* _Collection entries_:
• • • • •

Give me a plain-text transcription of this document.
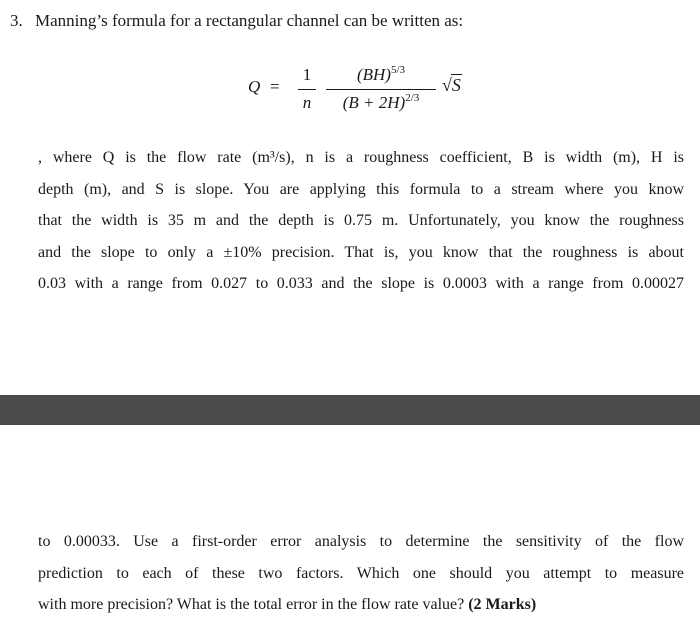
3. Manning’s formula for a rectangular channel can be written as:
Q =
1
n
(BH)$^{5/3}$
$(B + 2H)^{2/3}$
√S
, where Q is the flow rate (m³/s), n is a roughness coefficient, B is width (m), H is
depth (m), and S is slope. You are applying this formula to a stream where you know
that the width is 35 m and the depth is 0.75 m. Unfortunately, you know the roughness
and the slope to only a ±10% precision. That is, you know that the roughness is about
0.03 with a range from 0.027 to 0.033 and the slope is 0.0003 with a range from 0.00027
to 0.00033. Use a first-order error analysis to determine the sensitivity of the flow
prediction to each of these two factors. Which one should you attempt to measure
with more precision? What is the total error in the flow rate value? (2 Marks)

• • • • •

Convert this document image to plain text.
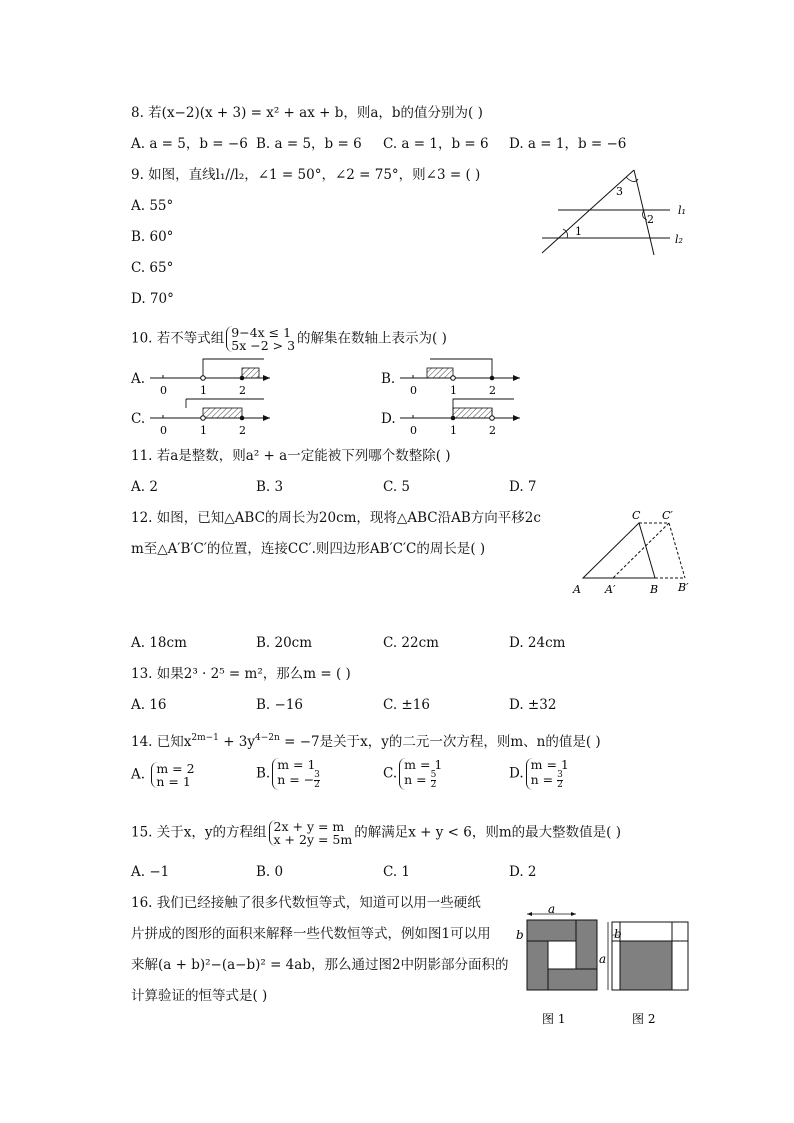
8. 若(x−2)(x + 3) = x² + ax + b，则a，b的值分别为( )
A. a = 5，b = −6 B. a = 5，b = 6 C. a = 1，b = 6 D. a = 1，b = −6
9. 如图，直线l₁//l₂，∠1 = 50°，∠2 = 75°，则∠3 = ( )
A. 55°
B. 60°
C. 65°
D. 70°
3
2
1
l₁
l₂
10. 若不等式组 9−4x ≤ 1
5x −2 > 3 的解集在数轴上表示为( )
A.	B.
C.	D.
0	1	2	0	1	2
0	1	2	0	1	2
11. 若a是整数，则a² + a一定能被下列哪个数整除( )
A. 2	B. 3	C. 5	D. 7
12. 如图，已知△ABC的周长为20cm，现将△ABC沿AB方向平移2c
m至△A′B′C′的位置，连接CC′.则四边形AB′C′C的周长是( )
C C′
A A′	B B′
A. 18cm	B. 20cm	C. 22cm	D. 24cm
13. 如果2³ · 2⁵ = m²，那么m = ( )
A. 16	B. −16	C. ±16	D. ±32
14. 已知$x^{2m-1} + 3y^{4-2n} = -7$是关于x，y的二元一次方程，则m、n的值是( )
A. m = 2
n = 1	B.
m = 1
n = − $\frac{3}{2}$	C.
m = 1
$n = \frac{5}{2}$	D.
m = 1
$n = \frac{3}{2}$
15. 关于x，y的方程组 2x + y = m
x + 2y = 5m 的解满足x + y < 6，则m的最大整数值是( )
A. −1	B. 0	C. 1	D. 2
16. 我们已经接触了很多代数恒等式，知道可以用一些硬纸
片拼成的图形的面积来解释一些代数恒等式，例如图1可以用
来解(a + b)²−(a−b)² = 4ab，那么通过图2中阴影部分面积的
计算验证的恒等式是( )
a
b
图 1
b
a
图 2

• • • • •

* _Your objective_:
Using the listing above, pull out all lines that hold the word "this".

* _Solved problem_:
Give me a plain-text transcription of this document.
depth (m), and S is slope. You are applying this formula to a stream where you know
Convert this document image to plain text.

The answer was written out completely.